Task ▸
Answer with nothing except the number of lines that contain the word "name".

Entries supplied ▸
□ □ □ □ □
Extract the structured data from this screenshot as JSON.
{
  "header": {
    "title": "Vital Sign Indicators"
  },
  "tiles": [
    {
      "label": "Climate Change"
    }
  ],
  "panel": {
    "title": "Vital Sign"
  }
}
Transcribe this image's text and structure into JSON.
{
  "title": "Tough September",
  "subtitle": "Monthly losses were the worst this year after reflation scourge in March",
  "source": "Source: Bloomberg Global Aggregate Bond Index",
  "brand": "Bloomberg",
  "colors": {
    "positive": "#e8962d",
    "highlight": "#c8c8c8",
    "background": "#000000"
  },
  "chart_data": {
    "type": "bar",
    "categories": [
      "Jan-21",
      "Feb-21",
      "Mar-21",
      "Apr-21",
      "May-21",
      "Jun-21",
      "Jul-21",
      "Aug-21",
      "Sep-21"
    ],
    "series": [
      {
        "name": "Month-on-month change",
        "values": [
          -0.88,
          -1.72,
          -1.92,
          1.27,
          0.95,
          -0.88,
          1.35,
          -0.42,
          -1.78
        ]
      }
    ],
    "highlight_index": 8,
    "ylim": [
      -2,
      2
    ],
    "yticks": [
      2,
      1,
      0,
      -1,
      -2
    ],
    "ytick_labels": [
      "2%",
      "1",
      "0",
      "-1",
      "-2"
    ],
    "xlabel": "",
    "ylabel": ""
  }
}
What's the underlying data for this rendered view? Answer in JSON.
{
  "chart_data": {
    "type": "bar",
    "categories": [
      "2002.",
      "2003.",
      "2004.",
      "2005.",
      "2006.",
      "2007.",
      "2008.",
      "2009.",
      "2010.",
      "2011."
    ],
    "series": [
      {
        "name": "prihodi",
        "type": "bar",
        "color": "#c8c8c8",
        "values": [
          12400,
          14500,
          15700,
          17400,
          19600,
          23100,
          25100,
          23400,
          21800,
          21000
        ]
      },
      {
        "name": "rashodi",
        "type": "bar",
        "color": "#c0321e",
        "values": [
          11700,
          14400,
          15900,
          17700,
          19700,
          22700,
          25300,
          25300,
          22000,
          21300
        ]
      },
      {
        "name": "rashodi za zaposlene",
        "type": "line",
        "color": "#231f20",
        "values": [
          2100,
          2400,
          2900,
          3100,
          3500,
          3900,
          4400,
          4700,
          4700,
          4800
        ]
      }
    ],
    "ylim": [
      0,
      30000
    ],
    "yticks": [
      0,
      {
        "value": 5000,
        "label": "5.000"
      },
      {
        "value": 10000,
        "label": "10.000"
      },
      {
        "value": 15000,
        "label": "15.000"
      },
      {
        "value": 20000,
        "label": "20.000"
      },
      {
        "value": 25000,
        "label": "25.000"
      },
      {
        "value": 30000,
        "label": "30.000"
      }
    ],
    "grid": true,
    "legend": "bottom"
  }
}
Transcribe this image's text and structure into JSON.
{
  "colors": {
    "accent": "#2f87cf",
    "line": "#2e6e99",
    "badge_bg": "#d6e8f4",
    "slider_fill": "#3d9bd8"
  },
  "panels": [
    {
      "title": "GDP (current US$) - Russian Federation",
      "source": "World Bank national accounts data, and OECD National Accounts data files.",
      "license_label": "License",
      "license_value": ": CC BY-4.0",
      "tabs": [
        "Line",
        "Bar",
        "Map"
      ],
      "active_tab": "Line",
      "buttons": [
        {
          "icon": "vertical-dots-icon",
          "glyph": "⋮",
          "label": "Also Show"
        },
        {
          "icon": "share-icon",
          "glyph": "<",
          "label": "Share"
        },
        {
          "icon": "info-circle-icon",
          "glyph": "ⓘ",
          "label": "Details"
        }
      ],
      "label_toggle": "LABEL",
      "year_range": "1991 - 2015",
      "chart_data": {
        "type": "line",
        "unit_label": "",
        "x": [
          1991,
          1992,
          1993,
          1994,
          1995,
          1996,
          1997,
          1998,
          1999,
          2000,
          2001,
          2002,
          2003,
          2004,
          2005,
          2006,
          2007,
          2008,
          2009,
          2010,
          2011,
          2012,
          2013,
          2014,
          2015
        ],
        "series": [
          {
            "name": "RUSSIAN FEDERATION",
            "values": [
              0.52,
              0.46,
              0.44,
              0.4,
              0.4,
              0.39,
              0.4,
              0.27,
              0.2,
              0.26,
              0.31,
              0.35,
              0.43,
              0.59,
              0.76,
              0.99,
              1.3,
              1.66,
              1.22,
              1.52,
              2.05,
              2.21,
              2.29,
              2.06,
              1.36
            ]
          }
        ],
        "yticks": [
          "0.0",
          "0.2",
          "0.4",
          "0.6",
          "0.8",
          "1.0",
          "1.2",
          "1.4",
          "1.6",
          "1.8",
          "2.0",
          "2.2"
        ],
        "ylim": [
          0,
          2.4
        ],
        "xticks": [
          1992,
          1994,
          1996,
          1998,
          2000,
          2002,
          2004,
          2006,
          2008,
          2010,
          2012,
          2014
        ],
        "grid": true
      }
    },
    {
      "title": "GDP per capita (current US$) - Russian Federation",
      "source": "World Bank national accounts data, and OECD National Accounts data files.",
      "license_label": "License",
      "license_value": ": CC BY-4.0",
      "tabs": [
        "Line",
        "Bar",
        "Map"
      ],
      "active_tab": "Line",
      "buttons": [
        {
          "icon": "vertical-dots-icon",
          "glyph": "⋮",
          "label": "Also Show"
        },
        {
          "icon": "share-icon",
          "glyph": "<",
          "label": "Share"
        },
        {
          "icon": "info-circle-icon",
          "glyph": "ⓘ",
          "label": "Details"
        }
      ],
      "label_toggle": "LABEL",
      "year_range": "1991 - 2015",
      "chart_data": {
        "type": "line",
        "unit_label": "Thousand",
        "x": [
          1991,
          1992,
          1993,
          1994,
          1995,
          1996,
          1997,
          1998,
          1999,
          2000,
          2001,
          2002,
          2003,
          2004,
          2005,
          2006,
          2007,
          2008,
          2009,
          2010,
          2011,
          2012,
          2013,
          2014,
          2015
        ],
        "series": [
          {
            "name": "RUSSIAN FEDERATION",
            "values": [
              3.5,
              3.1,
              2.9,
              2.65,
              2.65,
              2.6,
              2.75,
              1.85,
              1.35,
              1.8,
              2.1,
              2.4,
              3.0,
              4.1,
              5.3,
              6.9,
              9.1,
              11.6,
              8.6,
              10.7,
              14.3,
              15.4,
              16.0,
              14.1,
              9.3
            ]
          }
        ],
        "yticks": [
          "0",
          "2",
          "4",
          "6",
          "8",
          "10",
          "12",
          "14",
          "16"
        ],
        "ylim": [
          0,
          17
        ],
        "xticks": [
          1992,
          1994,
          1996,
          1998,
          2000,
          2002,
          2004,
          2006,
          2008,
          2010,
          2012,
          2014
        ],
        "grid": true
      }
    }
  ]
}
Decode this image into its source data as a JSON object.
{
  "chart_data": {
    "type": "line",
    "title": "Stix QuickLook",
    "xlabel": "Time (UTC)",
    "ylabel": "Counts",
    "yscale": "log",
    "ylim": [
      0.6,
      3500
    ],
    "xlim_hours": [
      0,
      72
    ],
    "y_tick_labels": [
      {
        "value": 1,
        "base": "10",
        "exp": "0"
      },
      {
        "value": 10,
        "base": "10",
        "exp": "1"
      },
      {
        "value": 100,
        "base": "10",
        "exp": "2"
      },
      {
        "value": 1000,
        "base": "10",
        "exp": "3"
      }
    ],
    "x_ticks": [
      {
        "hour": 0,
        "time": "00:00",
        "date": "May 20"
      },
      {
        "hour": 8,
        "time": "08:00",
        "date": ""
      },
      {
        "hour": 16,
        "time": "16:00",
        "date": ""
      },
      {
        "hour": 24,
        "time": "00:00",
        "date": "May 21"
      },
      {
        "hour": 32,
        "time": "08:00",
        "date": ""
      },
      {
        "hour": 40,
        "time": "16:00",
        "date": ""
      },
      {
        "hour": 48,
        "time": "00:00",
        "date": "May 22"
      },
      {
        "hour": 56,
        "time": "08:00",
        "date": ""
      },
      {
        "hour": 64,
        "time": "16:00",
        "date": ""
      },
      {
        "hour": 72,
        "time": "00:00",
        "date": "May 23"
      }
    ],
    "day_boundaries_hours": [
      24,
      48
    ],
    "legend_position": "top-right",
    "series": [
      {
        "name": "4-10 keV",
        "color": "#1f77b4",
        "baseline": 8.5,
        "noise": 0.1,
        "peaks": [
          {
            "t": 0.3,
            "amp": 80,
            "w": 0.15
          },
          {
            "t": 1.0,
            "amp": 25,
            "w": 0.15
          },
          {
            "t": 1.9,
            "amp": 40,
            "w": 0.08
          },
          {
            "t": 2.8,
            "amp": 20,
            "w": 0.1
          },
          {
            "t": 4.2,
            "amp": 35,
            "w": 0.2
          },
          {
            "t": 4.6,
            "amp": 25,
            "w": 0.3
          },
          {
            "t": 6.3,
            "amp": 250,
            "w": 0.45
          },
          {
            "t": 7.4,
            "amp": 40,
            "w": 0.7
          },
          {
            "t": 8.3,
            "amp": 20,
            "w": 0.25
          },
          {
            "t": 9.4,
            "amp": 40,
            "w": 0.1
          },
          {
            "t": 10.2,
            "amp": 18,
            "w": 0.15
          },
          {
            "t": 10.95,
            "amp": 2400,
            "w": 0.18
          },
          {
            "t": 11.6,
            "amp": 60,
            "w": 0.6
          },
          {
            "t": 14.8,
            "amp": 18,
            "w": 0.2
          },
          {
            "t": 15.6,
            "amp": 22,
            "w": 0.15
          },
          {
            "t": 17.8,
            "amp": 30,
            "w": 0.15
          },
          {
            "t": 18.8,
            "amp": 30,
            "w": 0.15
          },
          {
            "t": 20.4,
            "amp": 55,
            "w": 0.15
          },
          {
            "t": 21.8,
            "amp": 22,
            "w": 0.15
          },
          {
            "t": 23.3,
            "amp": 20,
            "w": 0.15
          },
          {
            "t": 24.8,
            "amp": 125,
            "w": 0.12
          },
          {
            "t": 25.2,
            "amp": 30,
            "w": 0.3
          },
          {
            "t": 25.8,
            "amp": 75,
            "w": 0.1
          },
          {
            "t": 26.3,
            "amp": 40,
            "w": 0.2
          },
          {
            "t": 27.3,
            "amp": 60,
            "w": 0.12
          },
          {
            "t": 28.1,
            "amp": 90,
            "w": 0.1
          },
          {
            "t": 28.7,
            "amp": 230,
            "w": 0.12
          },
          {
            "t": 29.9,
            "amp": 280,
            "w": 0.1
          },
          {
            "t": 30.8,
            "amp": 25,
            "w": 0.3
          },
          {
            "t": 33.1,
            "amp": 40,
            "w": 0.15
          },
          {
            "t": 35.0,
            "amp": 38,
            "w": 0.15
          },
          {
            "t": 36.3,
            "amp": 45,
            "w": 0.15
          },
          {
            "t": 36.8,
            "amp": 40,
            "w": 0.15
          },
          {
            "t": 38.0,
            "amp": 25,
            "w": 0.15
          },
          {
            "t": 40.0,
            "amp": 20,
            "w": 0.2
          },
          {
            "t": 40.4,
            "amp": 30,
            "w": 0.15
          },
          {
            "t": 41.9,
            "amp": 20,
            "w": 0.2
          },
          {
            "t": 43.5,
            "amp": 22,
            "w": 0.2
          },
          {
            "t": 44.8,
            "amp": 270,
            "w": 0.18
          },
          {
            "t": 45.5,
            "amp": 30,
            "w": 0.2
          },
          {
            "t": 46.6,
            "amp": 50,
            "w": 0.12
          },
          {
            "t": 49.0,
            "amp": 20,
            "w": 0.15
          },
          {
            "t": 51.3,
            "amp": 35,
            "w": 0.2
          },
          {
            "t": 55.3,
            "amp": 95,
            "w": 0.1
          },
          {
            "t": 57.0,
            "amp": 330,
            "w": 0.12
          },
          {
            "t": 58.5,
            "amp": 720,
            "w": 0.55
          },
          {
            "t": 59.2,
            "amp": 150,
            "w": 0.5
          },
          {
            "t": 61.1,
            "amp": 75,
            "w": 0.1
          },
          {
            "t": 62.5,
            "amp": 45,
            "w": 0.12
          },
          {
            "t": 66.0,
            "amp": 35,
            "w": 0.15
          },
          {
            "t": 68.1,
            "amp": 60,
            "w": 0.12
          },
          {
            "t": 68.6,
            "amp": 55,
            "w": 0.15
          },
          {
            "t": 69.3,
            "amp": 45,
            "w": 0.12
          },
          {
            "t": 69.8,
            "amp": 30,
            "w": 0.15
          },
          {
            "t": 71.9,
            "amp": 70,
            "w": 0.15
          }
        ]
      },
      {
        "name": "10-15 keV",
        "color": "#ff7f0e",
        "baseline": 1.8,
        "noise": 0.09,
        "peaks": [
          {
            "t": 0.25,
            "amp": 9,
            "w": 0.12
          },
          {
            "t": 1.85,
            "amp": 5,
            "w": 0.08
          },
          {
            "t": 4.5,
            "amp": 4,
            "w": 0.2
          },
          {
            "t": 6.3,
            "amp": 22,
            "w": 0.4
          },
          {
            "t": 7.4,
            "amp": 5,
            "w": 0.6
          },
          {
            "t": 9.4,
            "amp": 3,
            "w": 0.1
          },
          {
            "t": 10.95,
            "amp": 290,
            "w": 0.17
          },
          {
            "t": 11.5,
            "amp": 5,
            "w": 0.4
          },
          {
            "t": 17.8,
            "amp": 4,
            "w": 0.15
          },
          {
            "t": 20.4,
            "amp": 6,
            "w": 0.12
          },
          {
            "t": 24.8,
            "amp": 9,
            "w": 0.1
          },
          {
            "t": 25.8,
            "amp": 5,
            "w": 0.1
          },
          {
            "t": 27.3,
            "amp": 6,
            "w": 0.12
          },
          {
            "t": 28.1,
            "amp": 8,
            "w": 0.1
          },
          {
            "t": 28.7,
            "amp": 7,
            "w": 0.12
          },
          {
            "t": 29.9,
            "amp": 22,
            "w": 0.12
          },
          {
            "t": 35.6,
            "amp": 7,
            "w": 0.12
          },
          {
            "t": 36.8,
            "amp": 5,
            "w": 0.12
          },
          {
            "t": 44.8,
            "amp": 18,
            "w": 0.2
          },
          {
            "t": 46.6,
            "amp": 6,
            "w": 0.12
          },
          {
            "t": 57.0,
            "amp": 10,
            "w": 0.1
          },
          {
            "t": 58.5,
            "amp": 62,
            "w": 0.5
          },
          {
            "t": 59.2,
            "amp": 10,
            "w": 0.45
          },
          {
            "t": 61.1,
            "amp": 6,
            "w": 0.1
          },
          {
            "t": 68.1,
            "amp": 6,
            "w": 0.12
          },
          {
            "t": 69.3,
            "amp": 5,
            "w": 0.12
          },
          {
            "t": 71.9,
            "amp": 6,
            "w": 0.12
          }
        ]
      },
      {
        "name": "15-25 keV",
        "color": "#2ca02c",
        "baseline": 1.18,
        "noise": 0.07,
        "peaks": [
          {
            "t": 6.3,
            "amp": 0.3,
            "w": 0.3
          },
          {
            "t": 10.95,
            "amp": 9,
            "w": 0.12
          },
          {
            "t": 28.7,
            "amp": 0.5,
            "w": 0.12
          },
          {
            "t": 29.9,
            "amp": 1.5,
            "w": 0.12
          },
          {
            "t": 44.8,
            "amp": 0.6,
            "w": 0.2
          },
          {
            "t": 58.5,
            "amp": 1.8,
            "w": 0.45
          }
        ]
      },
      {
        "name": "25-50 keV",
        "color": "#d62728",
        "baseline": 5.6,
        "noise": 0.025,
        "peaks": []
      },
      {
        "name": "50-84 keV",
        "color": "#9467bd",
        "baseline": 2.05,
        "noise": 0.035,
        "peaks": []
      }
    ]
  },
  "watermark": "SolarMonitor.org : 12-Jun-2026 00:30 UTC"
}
□ □ □ □ □
Final result ▸
11